A block of data
┄┄┄┄┄┄┄┄┄┄┄┄┄┄┄┄┄┄┄┄

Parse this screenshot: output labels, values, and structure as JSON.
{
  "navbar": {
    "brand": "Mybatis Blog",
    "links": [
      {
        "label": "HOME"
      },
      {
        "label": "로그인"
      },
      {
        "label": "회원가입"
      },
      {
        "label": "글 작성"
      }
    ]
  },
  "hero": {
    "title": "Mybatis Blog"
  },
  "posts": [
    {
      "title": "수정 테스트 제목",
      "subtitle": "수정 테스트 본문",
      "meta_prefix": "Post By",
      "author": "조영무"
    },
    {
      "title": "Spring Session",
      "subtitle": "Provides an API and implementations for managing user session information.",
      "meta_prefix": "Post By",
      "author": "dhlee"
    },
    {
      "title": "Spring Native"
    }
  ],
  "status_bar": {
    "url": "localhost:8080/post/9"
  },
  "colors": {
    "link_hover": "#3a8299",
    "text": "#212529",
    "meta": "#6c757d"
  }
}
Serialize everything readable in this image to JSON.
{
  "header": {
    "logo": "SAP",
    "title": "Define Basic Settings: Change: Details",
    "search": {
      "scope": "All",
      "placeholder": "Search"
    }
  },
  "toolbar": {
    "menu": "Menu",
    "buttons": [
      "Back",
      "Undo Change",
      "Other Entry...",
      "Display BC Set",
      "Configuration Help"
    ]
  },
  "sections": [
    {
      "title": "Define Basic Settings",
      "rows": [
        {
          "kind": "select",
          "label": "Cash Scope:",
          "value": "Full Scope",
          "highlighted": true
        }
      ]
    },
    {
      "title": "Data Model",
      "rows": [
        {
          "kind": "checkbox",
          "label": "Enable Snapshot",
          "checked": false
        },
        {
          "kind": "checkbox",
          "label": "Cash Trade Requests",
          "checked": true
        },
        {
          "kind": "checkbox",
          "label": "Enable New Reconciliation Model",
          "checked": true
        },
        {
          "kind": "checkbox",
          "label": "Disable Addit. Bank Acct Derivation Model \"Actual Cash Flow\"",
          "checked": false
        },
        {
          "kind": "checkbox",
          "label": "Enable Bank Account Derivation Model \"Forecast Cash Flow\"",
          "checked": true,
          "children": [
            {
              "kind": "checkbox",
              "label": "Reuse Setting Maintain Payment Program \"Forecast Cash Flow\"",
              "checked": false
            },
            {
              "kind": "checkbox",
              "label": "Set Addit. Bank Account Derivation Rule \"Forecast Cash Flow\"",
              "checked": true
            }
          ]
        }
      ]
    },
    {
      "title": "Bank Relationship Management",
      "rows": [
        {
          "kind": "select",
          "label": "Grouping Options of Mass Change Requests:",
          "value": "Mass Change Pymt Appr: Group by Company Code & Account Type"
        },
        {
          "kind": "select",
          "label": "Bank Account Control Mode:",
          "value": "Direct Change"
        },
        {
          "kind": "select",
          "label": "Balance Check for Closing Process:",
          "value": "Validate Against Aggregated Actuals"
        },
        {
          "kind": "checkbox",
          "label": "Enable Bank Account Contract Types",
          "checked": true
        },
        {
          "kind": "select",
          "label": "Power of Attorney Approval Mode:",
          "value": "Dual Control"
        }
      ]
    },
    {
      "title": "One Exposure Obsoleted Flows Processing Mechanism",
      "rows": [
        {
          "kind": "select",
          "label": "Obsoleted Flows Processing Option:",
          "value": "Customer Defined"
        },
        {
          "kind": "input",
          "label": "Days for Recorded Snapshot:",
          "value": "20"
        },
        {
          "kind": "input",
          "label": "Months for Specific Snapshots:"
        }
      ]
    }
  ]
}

┄┄┄┄┄┄┄┄┄┄┄┄┄┄┄┄┄┄┄┄

DIRECTIONS →
Spot every line that holds "Derivation" and copy it.

COMPLETE RESPONSE →
          "label": "Disable Addit. Bank Acct Derivation Model \"Actual Cash Flow\"",
          "label": "Enable Bank Account Derivation Model \"Forecast Cash Flow\"",
              "label": "Set Addit. Bank Account Derivation Rule \"Forecast Cash Flow\"",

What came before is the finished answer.